#### [TASK TO COMPLETE]
Which lines hold the word "this"? Show each of them.

#### [ITEMS]
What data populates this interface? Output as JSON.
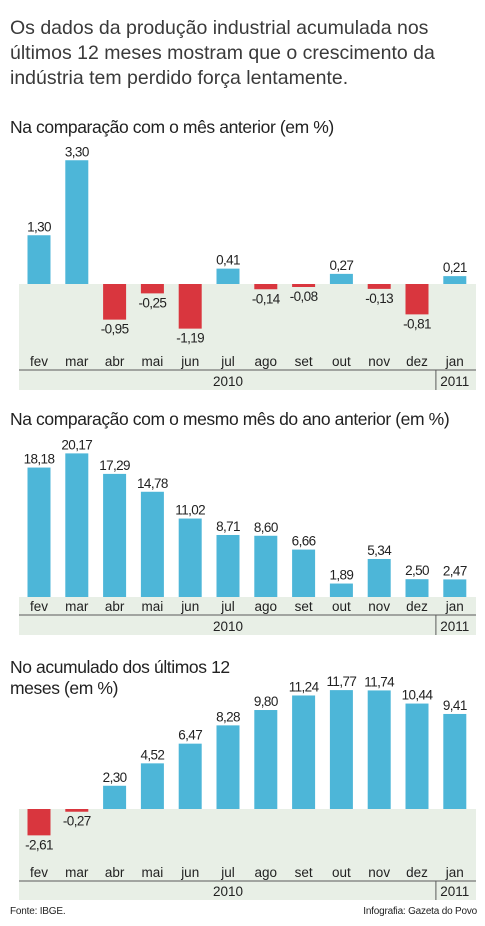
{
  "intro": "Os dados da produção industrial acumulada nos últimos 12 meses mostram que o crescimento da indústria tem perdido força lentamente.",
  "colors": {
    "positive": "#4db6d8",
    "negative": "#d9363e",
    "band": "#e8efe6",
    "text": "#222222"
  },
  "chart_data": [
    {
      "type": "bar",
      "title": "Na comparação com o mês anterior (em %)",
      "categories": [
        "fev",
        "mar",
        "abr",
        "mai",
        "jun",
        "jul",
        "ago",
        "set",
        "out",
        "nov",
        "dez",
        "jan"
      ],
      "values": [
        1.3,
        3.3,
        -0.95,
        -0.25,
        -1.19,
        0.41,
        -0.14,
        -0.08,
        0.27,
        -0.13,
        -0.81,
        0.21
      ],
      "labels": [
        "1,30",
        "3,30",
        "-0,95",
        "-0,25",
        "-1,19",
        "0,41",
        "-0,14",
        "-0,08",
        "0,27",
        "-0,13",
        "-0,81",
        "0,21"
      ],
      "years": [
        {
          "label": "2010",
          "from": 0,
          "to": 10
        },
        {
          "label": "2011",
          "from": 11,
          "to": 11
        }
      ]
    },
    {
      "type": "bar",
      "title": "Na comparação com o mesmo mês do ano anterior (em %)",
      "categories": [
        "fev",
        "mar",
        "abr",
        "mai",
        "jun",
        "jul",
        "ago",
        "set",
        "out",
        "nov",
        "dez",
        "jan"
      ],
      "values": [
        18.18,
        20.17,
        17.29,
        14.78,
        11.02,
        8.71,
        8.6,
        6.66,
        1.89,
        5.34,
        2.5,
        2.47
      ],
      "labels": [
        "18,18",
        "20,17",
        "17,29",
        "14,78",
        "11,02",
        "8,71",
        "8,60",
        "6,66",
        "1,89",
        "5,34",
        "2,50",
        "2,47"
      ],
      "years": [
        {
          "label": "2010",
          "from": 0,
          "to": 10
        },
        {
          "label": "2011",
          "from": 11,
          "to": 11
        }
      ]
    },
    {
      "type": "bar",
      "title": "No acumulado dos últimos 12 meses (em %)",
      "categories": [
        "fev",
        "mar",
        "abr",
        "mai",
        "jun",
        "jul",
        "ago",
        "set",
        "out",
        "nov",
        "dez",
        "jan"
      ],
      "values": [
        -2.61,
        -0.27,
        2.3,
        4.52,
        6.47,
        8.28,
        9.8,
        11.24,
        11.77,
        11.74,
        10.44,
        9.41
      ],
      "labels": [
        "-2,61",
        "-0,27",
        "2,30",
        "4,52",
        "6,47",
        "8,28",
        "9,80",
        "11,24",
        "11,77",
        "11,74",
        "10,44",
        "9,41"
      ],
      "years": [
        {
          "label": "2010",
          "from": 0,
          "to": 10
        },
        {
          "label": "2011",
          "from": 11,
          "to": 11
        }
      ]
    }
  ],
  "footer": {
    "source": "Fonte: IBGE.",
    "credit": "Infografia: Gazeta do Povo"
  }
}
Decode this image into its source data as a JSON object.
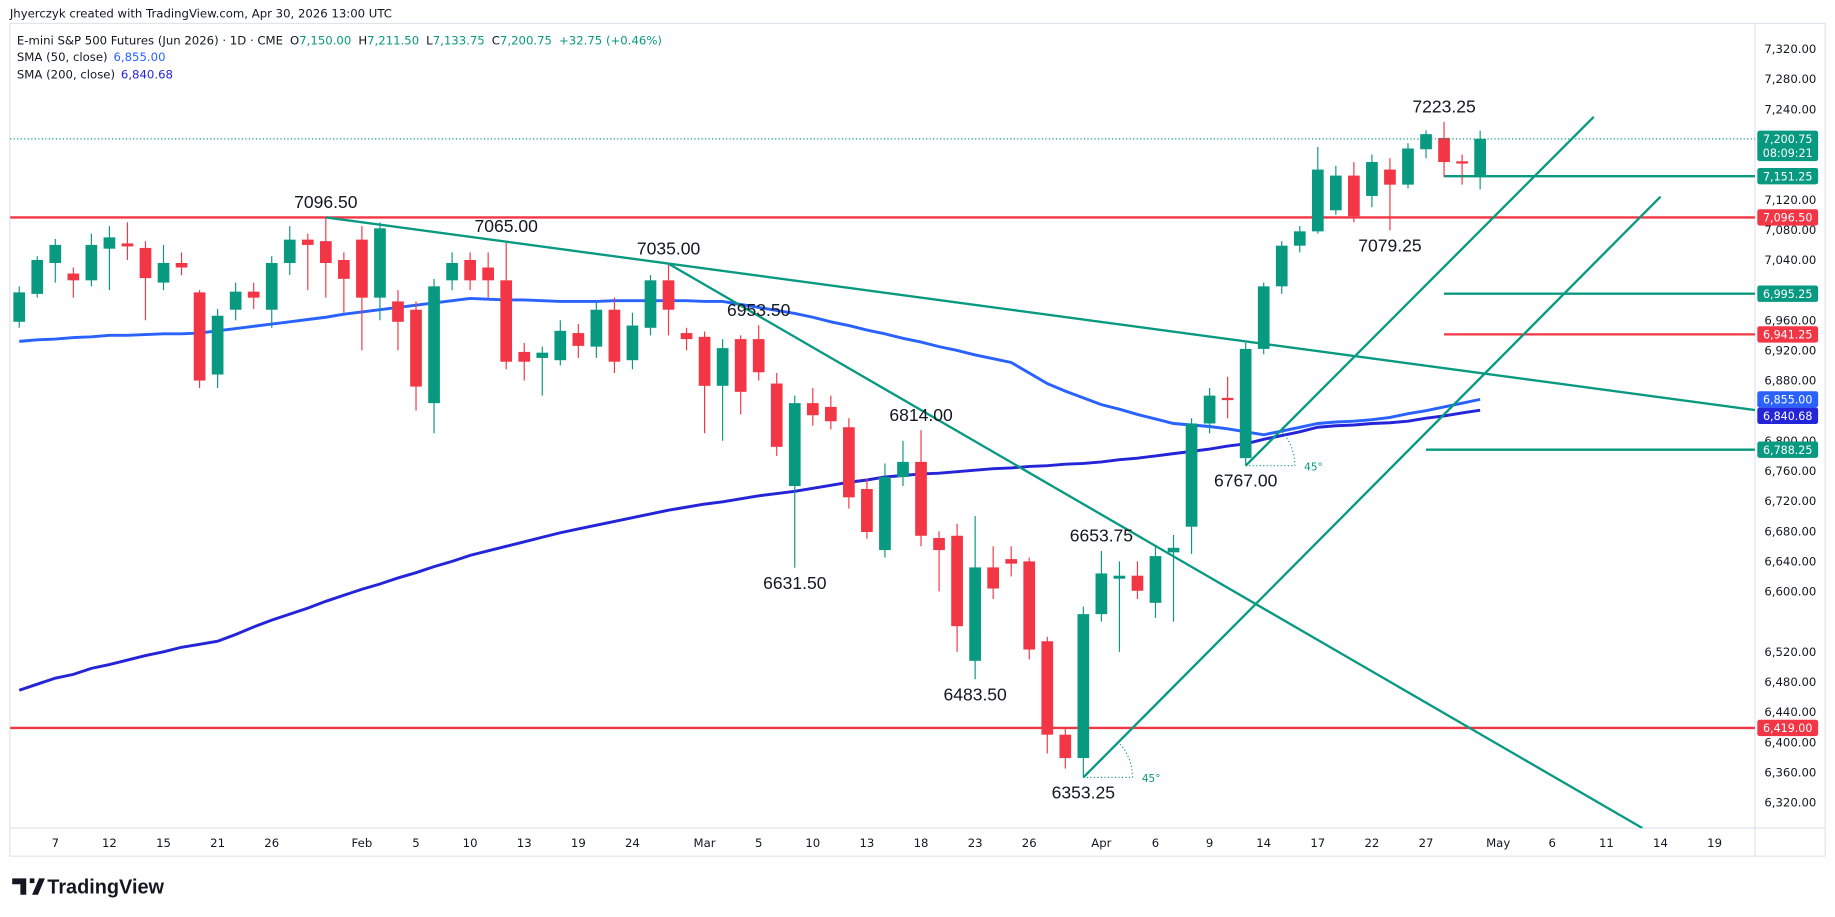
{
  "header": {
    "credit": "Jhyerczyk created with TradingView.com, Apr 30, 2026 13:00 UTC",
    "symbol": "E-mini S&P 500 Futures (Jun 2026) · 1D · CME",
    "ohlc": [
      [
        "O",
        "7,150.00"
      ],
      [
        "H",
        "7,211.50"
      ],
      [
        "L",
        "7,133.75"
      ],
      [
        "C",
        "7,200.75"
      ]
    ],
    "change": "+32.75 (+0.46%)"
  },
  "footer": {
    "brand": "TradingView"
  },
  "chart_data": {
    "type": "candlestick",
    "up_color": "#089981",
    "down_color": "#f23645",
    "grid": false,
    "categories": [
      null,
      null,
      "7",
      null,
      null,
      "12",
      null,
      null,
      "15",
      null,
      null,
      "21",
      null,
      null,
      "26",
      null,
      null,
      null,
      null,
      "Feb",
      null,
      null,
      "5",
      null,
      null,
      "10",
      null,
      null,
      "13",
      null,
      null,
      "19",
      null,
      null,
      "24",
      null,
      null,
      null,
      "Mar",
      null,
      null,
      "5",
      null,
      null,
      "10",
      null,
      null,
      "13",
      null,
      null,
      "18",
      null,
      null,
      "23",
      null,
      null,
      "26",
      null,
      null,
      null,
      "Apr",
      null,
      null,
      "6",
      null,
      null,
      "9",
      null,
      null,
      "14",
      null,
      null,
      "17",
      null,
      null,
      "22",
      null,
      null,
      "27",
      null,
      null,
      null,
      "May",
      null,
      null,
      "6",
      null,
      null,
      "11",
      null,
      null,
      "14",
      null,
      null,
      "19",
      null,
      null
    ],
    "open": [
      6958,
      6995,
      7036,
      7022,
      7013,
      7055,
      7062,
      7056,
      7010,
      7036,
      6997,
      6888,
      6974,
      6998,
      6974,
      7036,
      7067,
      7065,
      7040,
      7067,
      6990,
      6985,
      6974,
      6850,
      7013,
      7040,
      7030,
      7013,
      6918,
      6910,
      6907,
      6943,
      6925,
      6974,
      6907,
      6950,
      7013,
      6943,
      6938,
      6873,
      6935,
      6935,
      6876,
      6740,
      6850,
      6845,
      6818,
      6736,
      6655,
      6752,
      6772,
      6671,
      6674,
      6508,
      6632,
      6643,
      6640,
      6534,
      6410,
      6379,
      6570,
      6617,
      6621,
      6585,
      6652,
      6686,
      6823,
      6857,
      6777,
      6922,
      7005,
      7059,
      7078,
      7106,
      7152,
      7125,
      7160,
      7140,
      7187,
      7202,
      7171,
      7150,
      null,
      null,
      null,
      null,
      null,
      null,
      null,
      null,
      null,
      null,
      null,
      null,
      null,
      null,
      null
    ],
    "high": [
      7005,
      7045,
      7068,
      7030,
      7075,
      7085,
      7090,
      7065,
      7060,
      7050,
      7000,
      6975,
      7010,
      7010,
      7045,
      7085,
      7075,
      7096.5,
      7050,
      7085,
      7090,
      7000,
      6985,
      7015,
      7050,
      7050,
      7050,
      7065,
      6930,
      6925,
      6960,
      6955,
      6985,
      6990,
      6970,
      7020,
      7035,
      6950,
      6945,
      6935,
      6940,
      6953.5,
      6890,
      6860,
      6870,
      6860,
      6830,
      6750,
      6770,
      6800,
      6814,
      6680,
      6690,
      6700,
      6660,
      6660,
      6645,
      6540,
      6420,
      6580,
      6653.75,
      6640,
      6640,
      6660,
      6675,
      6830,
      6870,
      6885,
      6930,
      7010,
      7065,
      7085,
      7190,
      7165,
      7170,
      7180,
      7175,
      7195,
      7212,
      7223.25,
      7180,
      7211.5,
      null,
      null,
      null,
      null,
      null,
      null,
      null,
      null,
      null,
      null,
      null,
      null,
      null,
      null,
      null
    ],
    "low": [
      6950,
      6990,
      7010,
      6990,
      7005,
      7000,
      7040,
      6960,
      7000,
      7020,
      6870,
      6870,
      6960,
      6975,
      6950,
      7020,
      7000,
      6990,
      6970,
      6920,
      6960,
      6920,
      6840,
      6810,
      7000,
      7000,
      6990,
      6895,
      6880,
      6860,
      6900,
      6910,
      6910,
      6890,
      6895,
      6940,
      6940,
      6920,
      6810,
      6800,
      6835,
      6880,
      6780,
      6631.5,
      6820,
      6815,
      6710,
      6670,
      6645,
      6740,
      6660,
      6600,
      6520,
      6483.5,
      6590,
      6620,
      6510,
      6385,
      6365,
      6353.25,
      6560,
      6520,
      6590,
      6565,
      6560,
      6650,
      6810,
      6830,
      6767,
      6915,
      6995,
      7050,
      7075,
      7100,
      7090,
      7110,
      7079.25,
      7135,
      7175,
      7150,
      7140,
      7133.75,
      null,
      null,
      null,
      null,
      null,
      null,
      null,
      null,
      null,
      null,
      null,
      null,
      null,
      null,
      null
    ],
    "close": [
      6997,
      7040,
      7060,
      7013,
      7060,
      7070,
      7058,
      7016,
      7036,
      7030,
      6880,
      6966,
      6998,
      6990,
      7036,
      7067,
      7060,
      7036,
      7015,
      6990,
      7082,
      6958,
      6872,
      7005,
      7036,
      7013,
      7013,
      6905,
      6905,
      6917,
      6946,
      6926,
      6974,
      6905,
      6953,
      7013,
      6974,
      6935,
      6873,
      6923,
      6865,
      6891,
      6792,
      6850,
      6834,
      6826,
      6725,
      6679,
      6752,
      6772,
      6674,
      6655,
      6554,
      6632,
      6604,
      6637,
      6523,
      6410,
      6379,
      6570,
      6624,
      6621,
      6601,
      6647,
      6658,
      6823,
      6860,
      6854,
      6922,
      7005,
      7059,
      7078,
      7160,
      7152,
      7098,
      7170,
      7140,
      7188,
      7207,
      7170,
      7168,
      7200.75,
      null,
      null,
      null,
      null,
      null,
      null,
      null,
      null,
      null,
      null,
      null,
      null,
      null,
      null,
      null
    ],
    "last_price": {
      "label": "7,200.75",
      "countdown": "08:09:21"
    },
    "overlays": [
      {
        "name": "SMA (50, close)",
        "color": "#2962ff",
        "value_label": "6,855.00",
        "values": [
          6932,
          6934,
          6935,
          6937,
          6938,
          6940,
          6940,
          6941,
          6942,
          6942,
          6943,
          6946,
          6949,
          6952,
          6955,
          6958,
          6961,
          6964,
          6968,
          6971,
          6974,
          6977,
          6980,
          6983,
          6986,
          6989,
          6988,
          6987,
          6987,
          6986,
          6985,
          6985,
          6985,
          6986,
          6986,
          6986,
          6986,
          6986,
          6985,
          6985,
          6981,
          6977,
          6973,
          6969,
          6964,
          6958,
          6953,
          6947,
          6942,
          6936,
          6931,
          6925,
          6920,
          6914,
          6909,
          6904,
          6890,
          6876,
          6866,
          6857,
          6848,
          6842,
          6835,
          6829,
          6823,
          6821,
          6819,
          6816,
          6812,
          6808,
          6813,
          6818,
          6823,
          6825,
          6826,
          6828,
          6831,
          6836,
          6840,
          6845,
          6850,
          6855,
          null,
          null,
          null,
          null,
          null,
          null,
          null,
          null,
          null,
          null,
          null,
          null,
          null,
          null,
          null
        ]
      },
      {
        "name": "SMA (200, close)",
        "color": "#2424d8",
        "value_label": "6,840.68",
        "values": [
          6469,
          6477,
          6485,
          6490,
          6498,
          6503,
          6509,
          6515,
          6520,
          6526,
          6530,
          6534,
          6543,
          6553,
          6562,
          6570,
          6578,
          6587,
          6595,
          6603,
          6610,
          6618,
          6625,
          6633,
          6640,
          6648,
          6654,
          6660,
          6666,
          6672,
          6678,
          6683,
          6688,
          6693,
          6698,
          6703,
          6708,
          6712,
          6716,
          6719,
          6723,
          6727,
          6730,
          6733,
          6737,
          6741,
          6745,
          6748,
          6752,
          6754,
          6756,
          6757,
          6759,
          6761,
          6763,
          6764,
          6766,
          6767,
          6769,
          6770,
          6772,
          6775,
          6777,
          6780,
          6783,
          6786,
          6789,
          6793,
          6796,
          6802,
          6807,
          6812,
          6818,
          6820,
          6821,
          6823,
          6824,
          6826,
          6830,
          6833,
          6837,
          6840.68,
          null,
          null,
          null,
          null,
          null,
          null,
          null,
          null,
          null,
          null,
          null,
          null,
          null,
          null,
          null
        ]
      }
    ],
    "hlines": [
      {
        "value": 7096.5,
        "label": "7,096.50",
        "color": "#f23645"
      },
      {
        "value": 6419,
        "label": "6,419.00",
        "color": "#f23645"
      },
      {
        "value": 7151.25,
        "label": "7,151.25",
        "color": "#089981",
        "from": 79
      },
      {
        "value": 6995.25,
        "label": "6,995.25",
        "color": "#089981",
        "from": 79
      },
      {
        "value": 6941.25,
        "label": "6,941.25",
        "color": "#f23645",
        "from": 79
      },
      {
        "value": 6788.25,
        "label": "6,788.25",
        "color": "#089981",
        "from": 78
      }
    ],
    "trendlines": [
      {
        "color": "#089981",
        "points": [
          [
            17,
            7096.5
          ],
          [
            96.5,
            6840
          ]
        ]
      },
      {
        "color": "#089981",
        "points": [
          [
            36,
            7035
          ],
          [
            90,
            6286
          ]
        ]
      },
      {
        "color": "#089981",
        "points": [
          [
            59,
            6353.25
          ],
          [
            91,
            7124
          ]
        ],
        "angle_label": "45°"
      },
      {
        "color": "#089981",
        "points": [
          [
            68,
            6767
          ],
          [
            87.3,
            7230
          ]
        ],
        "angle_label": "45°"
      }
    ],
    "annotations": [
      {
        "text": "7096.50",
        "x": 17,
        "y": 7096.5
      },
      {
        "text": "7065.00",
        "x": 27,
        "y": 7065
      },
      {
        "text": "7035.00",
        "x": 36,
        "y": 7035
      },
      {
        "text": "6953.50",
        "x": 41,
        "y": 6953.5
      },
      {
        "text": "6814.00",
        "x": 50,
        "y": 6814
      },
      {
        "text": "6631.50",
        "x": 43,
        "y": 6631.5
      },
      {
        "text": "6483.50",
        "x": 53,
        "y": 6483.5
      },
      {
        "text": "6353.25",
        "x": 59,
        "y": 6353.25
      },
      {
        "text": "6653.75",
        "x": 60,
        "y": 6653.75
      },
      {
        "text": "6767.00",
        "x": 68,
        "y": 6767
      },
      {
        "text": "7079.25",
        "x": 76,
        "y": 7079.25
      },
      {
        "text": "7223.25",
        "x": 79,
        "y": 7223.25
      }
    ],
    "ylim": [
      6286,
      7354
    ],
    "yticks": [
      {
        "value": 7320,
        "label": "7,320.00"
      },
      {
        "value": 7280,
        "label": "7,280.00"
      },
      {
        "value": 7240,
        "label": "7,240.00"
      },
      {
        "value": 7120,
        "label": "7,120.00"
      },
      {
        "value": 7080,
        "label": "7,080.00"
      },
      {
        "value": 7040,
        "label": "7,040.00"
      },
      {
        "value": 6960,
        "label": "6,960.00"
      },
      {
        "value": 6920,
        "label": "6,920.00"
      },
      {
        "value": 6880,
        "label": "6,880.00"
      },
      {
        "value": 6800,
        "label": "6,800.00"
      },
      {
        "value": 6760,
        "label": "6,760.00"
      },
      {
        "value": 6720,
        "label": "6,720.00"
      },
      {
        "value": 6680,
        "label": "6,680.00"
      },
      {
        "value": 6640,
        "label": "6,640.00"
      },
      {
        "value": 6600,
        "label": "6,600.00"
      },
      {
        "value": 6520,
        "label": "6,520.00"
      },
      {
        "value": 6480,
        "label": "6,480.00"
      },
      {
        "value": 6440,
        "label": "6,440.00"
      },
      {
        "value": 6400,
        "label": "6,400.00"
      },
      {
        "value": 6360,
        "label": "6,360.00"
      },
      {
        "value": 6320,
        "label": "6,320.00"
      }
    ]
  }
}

#### [FINAL RESULT]
What data populates this interface? Output as JSON.
Decode this image into its source data as a JSON object.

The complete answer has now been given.